— Begin —
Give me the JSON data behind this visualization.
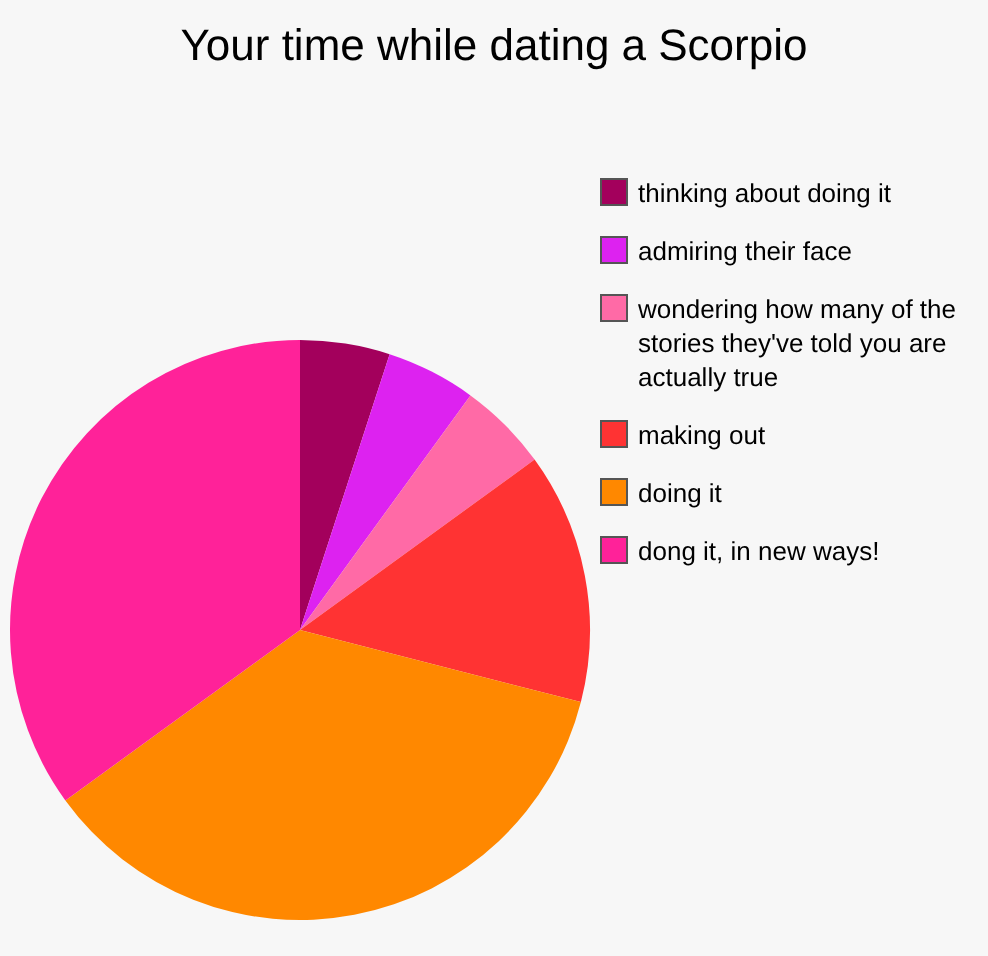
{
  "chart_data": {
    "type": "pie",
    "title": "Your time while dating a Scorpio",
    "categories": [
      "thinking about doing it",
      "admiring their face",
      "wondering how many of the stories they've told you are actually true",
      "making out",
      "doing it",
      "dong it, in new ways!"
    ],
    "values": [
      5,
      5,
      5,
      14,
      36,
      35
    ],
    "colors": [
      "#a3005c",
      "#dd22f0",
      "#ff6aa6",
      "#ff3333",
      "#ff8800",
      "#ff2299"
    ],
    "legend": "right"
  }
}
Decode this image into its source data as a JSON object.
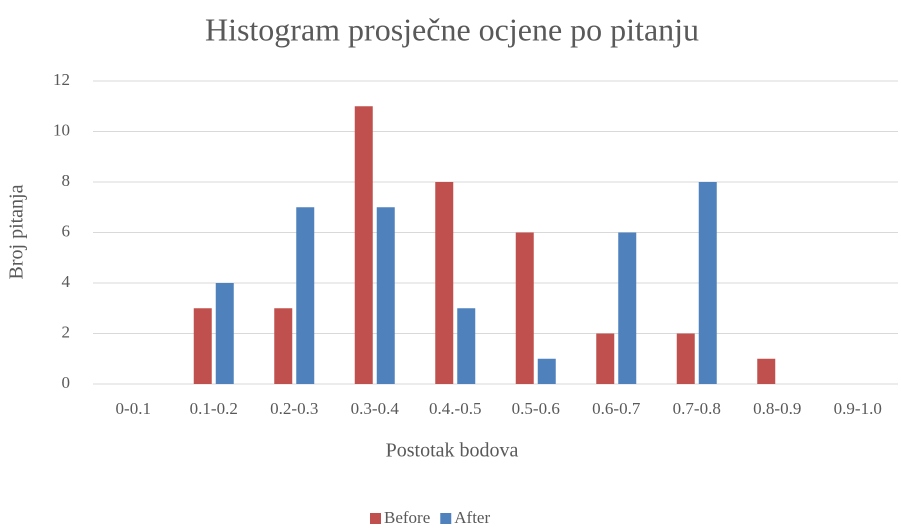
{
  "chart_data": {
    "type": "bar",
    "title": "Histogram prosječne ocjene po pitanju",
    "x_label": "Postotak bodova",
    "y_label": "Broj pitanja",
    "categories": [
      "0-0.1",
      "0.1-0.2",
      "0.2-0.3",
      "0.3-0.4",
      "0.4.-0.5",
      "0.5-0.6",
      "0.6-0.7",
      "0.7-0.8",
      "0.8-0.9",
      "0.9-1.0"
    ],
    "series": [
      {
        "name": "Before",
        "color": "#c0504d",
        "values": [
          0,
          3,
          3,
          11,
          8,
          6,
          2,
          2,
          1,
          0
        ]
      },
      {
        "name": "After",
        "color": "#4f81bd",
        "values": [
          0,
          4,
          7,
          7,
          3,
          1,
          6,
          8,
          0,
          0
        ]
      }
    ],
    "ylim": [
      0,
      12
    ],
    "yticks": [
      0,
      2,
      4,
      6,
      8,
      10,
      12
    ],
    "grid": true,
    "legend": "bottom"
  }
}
— End —
• Objective: Restate each entry word for word, please, but drop any images it holds.

• Exercise solution:
Give me the JSON data behind this visualization.
{
  "chart_data": {
    "type": "pie",
    "title": "Your time while dating a Scorpio",
    "categories": [
      "thinking about doing it",
      "admiring their face",
      "wondering how many of the stories they've told you are actually true",
      "making out",
      "doing it",
      "dong it, in new ways!"
    ],
    "values": [
      5,
      5,
      5,
      14,
      36,
      35
    ],
    "colors": [
      "#a3005c",
      "#dd22f0",
      "#ff6aa6",
      "#ff3333",
      "#ff8800",
      "#ff2299"
    ],
    "legend": "right"
  }
}
Decode this image into its source data as a JSON object.
{
  "chart_data": {
    "type": "bar",
    "title": "Histogram prosječne ocjene po pitanju",
    "x_label": "Postotak bodova",
    "y_label": "Broj pitanja",
    "categories": [
      "0-0.1",
      "0.1-0.2",
      "0.2-0.3",
      "0.3-0.4",
      "0.4.-0.5",
      "0.5-0.6",
      "0.6-0.7",
      "0.7-0.8",
      "0.8-0.9",
      "0.9-1.0"
    ],
    "series": [
      {
        "name": "Before",
        "color": "#c0504d",
        "values": [
          0,
          3,
          3,
          11,
          8,
          6,
          2,
          2,
          1,
          0
        ]
      },
      {
        "name": "After",
        "color": "#4f81bd",
        "values": [
          0,
          4,
          7,
          7,
          3,
          1,
          6,
          8,
          0,
          0
        ]
      }
    ],
    "ylim": [
      0,
      12
    ],
    "yticks": [
      0,
      2,
      4,
      6,
      8,
      10,
      12
    ],
    "grid": true,
    "legend": "bottom"
  }
}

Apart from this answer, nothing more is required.